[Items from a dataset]
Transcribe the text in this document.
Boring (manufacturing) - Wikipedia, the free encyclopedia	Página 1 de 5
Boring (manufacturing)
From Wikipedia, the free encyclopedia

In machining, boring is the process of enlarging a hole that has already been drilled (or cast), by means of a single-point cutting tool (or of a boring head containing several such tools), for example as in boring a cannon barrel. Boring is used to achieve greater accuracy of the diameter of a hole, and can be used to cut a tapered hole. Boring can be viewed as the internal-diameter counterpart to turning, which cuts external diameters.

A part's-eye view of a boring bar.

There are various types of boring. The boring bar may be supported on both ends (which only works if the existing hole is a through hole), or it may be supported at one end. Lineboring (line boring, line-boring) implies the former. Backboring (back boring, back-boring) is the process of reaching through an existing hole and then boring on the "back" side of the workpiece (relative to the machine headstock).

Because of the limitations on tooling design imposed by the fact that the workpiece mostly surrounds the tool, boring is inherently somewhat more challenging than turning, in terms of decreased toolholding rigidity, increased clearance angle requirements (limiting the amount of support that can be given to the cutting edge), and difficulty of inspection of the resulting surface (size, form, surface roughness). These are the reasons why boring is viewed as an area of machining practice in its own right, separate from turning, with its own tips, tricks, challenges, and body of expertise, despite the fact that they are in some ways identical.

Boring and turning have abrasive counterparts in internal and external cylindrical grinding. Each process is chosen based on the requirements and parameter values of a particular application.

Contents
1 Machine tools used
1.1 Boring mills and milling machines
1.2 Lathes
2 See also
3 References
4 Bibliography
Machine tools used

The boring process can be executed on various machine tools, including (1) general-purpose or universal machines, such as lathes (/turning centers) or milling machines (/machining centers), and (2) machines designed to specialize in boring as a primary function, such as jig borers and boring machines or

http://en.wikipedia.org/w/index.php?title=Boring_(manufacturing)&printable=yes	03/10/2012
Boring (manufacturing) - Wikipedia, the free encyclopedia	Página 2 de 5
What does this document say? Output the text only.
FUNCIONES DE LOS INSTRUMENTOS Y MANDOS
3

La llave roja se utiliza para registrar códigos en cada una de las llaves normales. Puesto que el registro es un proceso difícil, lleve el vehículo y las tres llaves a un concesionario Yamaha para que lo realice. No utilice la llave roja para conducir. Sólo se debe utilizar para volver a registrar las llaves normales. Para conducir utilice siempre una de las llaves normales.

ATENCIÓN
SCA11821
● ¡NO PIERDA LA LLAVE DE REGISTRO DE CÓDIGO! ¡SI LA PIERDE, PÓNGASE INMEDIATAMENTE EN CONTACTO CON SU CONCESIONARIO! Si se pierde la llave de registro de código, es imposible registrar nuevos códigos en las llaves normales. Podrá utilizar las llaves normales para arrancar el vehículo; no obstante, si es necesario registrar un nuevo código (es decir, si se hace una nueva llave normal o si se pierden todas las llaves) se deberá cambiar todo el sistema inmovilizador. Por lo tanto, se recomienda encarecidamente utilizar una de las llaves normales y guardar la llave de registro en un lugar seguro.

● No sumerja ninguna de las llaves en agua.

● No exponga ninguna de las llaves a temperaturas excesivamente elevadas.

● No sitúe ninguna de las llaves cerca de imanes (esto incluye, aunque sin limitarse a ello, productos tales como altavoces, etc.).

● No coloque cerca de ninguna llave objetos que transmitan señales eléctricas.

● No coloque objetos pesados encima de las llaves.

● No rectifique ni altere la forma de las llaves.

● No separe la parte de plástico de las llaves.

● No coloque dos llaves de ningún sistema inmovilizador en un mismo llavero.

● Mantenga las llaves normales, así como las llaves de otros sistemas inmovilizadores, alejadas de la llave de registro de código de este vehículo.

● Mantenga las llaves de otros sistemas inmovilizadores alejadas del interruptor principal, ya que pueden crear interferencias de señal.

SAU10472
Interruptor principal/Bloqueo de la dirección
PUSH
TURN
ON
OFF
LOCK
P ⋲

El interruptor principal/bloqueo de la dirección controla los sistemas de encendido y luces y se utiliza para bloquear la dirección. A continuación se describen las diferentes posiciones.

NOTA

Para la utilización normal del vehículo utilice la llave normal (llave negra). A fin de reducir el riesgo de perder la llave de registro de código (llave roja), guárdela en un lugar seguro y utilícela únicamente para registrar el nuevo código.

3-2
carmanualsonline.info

**Exercise aim**
Output the complete data exactly as written.

**Task output**
Transcribe the text in this document.
Boring (manufacturing) - Wikipedia, the free encyclopedia	Página 1 de 5
Boring (manufacturing)
From Wikipedia, the free encyclopedia

In machining, boring is the process of enlarging a hole that has already been drilled (or cast), by means of a single-point cutting tool (or of a boring head containing several such tools), for example as in boring a cannon barrel. Boring is used to achieve greater accuracy of the diameter of a hole, and can be used to cut a tapered hole. Boring can be viewed as the internal-diameter counterpart to turning, which cuts external diameters.

A part's-eye view of a boring bar.

There are various types of boring. The boring bar may be supported on both ends (which only works if the existing hole is a through hole), or it may be supported at one end. Lineboring (line boring, line-boring) implies the former. Backboring (back boring, back-boring) is the process of reaching through an existing hole and then boring on the "back" side of the workpiece (relative to the machine headstock).

Because of the limitations on tooling design imposed by the fact that the workpiece mostly surrounds the tool, boring is inherently somewhat more challenging than turning, in terms of decreased toolholding rigidity, increased clearance angle requirements (limiting the amount of support that can be given to the cutting edge), and difficulty of inspection of the resulting surface (size, form, surface roughness). These are the reasons why boring is viewed as an area of machining practice in its own right, separate from turning, with its own tips, tricks, challenges, and body of expertise, despite the fact that they are in some ways identical.

Boring and turning have abrasive counterparts in internal and external cylindrical grinding. Each process is chosen based on the requirements and parameter values of a particular application.

Contents
1 Machine tools used
1.1 Boring mills and milling machines
1.2 Lathes
2 See also
3 References
4 Bibliography
Machine tools used

The boring process can be executed on various machine tools, including (1) general-purpose or universal machines, such as lathes (/turning centers) or milling machines (/machining centers), and (2) machines designed to specialize in boring as a primary function, such as jig borers and boring machines or

http://en.wikipedia.org/w/index.php?title=Boring_(manufacturing)&printable=yes	03/10/2012
Boring (manufacturing) - Wikipedia, the free encyclopedia	Página 2 de 5
What does this document say? Output the text only.
FUNCIONES DE LOS INSTRUMENTOS Y MANDOS
3

La llave roja se utiliza para registrar códigos en cada una de las llaves normales. Puesto que el registro es un proceso difícil, lleve el vehículo y las tres llaves a un concesionario Yamaha para que lo realice. No utilice la llave roja para conducir. Sólo se debe utilizar para volver a registrar las llaves normales. Para conducir utilice siempre una de las llaves normales.

ATENCIÓN
SCA11821
● ¡NO PIERDA LA LLAVE DE REGISTRO DE CÓDIGO! ¡SI LA PIERDE, PÓNGASE INMEDIATAMENTE EN CONTACTO CON SU CONCESIONARIO! Si se pierde la llave de registro de código, es imposible registrar nuevos códigos en las llaves normales. Podrá utilizar las llaves normales para arrancar el vehículo; no obstante, si es necesario registrar un nuevo código (es decir, si se hace una nueva llave normal o si se pierden todas las llaves) se deberá cambiar todo el sistema inmovilizador. Por lo tanto, se recomienda encarecidamente utilizar una de las llaves normales y guardar la llave de registro en un lugar seguro.

● No sumerja ninguna de las llaves en agua.

● No exponga ninguna de las llaves a temperaturas excesivamente elevadas.

● No sitúe ninguna de las llaves cerca de imanes (esto incluye, aunque sin limitarse a ello, productos tales como altavoces, etc.).

● No coloque cerca de ninguna llave objetos que transmitan señales eléctricas.

● No coloque objetos pesados encima de las llaves.

● No rectifique ni altere la forma de las llaves.

● No separe la parte de plástico de las llaves.

● No coloque dos llaves de ningún sistema inmovilizador en un mismo llavero.

● Mantenga las llaves normales, así como las llaves de otros sistemas inmovilizadores, alejadas de la llave de registro de código de este vehículo.

● Mantenga las llaves de otros sistemas inmovilizadores alejadas del interruptor principal, ya que pueden crear interferencias de señal.

SAU10472
Interruptor principal/Bloqueo de la dirección
PUSH
TURN
ON
OFF
LOCK
P ⋲

El interruptor principal/bloqueo de la dirección controla los sistemas de encendido y luces y se utiliza para bloquear la dirección. A continuación se describen las diferentes posiciones.

NOTA

Para la utilización normal del vehículo utilice la llave normal (llave negra). A fin de reducir el riesgo de perder la llave de registro de código (llave roja), guárdela en un lugar seguro y utilícela únicamente para registrar el nuevo código.

3-2
carmanualsonline.info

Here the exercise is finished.